* start Data shown *

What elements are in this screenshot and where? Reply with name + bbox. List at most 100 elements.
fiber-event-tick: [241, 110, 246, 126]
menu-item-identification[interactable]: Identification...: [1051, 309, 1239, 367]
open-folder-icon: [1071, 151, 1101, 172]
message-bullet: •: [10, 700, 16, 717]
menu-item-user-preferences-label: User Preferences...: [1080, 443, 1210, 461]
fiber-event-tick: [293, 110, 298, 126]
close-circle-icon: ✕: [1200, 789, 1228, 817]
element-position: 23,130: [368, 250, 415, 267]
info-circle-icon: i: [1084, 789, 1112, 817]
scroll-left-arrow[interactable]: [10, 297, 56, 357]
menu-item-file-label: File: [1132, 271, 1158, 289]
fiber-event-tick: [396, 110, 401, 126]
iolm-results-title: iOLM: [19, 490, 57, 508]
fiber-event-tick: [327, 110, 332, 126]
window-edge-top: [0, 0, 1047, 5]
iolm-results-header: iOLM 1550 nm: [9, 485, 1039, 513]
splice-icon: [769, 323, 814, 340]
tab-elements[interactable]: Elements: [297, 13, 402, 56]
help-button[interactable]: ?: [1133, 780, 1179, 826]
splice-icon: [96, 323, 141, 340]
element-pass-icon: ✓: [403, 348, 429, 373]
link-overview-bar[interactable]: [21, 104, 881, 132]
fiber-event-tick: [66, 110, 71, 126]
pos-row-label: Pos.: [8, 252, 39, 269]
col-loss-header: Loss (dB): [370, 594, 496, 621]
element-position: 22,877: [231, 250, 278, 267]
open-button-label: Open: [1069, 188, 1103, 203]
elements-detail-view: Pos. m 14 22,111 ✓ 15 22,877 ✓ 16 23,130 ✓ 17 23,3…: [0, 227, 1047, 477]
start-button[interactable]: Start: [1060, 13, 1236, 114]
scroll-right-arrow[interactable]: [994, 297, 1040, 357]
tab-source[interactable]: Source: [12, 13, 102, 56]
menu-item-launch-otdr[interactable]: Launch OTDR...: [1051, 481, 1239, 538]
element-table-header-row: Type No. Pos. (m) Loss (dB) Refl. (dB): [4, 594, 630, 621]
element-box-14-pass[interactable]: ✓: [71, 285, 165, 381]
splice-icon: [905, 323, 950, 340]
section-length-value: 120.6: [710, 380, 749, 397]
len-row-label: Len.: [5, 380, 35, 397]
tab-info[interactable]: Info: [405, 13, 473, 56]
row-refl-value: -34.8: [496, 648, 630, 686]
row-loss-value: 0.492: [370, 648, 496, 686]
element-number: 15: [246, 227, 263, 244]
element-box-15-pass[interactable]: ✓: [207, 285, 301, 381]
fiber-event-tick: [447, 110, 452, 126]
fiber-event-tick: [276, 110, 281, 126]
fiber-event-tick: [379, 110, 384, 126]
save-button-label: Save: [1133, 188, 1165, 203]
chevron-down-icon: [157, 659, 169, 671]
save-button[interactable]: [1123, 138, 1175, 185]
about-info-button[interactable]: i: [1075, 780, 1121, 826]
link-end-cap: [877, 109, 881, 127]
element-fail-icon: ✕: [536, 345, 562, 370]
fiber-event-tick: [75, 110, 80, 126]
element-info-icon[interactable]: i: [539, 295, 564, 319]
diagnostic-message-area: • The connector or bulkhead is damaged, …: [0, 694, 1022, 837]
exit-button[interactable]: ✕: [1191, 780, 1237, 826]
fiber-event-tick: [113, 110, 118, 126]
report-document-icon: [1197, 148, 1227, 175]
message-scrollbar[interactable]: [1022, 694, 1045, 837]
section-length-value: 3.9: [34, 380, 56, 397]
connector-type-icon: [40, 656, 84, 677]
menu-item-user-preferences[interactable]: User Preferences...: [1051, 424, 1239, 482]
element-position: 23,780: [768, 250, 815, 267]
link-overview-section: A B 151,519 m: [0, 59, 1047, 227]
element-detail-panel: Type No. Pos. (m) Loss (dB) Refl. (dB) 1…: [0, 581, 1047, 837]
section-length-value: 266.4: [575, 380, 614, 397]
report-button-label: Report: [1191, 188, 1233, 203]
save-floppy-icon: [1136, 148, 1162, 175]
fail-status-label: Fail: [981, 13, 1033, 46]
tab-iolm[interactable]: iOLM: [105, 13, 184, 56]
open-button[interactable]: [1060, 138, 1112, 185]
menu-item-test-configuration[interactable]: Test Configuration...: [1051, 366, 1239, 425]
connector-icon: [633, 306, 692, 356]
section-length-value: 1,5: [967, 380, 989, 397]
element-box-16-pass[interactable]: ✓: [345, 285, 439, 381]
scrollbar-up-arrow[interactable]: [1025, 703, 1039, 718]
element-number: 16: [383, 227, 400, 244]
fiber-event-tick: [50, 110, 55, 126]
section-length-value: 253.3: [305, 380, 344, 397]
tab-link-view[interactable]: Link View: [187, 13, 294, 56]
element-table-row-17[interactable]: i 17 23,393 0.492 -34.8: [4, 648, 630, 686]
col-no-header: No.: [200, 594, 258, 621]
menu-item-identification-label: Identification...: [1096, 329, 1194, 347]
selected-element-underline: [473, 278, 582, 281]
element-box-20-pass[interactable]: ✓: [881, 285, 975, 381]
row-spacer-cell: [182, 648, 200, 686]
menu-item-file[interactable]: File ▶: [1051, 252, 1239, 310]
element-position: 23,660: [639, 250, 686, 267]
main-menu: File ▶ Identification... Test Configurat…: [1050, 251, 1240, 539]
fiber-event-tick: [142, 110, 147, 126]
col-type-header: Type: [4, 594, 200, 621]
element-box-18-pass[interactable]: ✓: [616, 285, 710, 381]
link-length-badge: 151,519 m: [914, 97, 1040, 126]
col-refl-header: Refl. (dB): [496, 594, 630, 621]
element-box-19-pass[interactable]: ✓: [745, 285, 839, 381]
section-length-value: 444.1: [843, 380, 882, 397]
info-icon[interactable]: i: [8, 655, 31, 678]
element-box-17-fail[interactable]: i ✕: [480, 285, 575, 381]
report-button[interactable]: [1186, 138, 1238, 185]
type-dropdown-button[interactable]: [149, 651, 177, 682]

* end Data shown *

> _What this task involves_:
Copy every line of the records above without changing a single character.

> _Response to this task_:
What elements are in this screenshot and where? Reply with name + bbox. List at most 100 elements.
fiber-event-tick: [241, 110, 246, 126]
menu-item-identification[interactable]: Identification...: [1051, 309, 1239, 367]
open-folder-icon: [1071, 151, 1101, 172]
message-bullet: •: [10, 700, 16, 717]
menu-item-user-preferences-label: User Preferences...: [1080, 443, 1210, 461]
fiber-event-tick: [293, 110, 298, 126]
close-circle-icon: ✕: [1200, 789, 1228, 817]
element-position: 23,130: [368, 250, 415, 267]
info-circle-icon: i: [1084, 789, 1112, 817]
scroll-left-arrow[interactable]: [10, 297, 56, 357]
menu-item-file-label: File: [1132, 271, 1158, 289]
fiber-event-tick: [396, 110, 401, 126]
iolm-results-title: iOLM: [19, 490, 57, 508]
fiber-event-tick: [327, 110, 332, 126]
window-edge-top: [0, 0, 1047, 5]
iolm-results-header: iOLM 1550 nm: [9, 485, 1039, 513]
splice-icon: [769, 323, 814, 340]
tab-elements[interactable]: Elements: [297, 13, 402, 56]
help-button[interactable]: ?: [1133, 780, 1179, 826]
splice-icon: [96, 323, 141, 340]
element-pass-icon: ✓: [403, 348, 429, 373]
link-overview-bar[interactable]: [21, 104, 881, 132]
fiber-event-tick: [66, 110, 71, 126]
pos-row-label: Pos.: [8, 252, 39, 269]
col-loss-header: Loss (dB): [370, 594, 496, 621]
element-position: 22,877: [231, 250, 278, 267]
open-button-label: Open: [1069, 188, 1103, 203]
elements-detail-view: Pos. m 14 22,111 ✓ 15 22,877 ✓ 16 23,130 ✓ 17 23,3…: [0, 227, 1047, 477]
start-button[interactable]: Start: [1060, 13, 1236, 114]
scroll-right-arrow[interactable]: [994, 297, 1040, 357]
tab-source[interactable]: Source: [12, 13, 102, 56]
menu-item-launch-otdr[interactable]: Launch OTDR...: [1051, 481, 1239, 538]
element-table-header-row: Type No. Pos. (m) Loss (dB) Refl. (dB): [4, 594, 630, 621]
element-box-14-pass[interactable]: ✓: [71, 285, 165, 381]
splice-icon: [905, 323, 950, 340]
section-length-value: 120.6: [710, 380, 749, 397]
len-row-label: Len.: [5, 380, 35, 397]
tab-info[interactable]: Info: [405, 13, 473, 56]
row-refl-value: -34.8: [496, 648, 630, 686]
row-loss-value: 0.492: [370, 648, 496, 686]
element-number: 15: [246, 227, 263, 244]
element-box-15-pass[interactable]: ✓: [207, 285, 301, 381]
fiber-event-tick: [447, 110, 452, 126]
fiber-event-tick: [276, 110, 281, 126]
fiber-event-tick: [379, 110, 384, 126]
save-button-label: Save: [1133, 188, 1165, 203]
chevron-down-icon: [157, 659, 169, 671]
save-button[interactable]: [1123, 138, 1175, 185]
about-info-button[interactable]: i: [1075, 780, 1121, 826]
link-end-cap: [877, 109, 881, 127]
element-fail-icon: ✕: [536, 345, 562, 370]
fiber-event-tick: [75, 110, 80, 126]
element-info-icon[interactable]: i: [539, 295, 564, 319]
diagnostic-message-area: • The connector or bulkhead is damaged, …: [0, 694, 1022, 837]
exit-button[interactable]: ✕: [1191, 780, 1237, 826]
fiber-event-tick: [113, 110, 118, 126]
report-document-icon: [1197, 148, 1227, 175]
message-scrollbar[interactable]: [1022, 694, 1045, 837]
section-length-value: 3.9: [34, 380, 56, 397]
connector-type-icon: [40, 656, 84, 677]
menu-item-user-preferences[interactable]: User Preferences...: [1051, 424, 1239, 482]
element-position: 23,780: [768, 250, 815, 267]
link-overview-section: A B 151,519 m: [0, 59, 1047, 227]
element-detail-panel: Type No. Pos. (m) Loss (dB) Refl. (dB) 1…: [0, 581, 1047, 837]
section-length-value: 266.4: [575, 380, 614, 397]
report-button-label: Report: [1191, 188, 1233, 203]
save-floppy-icon: [1136, 148, 1162, 175]
fail-status-label: Fail: [981, 13, 1033, 46]
tab-iolm[interactable]: iOLM: [105, 13, 184, 56]
open-button[interactable]: [1060, 138, 1112, 185]
menu-item-test-configuration[interactable]: Test Configuration...: [1051, 366, 1239, 425]
connector-icon: [633, 306, 692, 356]
section-length-value: 1,5: [967, 380, 989, 397]
element-box-16-pass[interactable]: ✓: [345, 285, 439, 381]
scrollbar-up-arrow[interactable]: [1025, 703, 1039, 718]
element-number: 16: [383, 227, 400, 244]
fiber-event-tick: [50, 110, 55, 126]
section-length-value: 253.3: [305, 380, 344, 397]
tab-link-view[interactable]: Link View: [187, 13, 294, 56]
element-table-row-17[interactable]: i 17 23,393 0.492 -34.8: [4, 648, 630, 686]
col-no-header: No.: [200, 594, 258, 621]
menu-item-identification-label: Identification...: [1096, 329, 1194, 347]
selected-element-underline: [473, 278, 582, 281]
element-box-20-pass[interactable]: ✓: [881, 285, 975, 381]
row-spacer-cell: [182, 648, 200, 686]
menu-item-file[interactable]: File ▶: [1051, 252, 1239, 310]
element-position: 23,660: [639, 250, 686, 267]
main-menu: File ▶ Identification... Test Configurat…: [1050, 251, 1240, 539]
fiber-event-tick: [142, 110, 147, 126]
col-type-header: Type: [4, 594, 200, 621]
element-box-18-pass[interactable]: ✓: [616, 285, 710, 381]
link-length-badge: 151,519 m: [914, 97, 1040, 126]
col-refl-header: Refl. (dB): [496, 594, 630, 621]
element-box-19-pass[interactable]: ✓: [745, 285, 839, 381]
section-length-value: 444.1: [843, 380, 882, 397]
info-icon[interactable]: i: [8, 655, 31, 678]
element-box-17-fail[interactable]: i ✕: [480, 285, 575, 381]
report-button[interactable]: [1186, 138, 1238, 185]
type-dropdown-button[interactable]: [149, 651, 177, 682]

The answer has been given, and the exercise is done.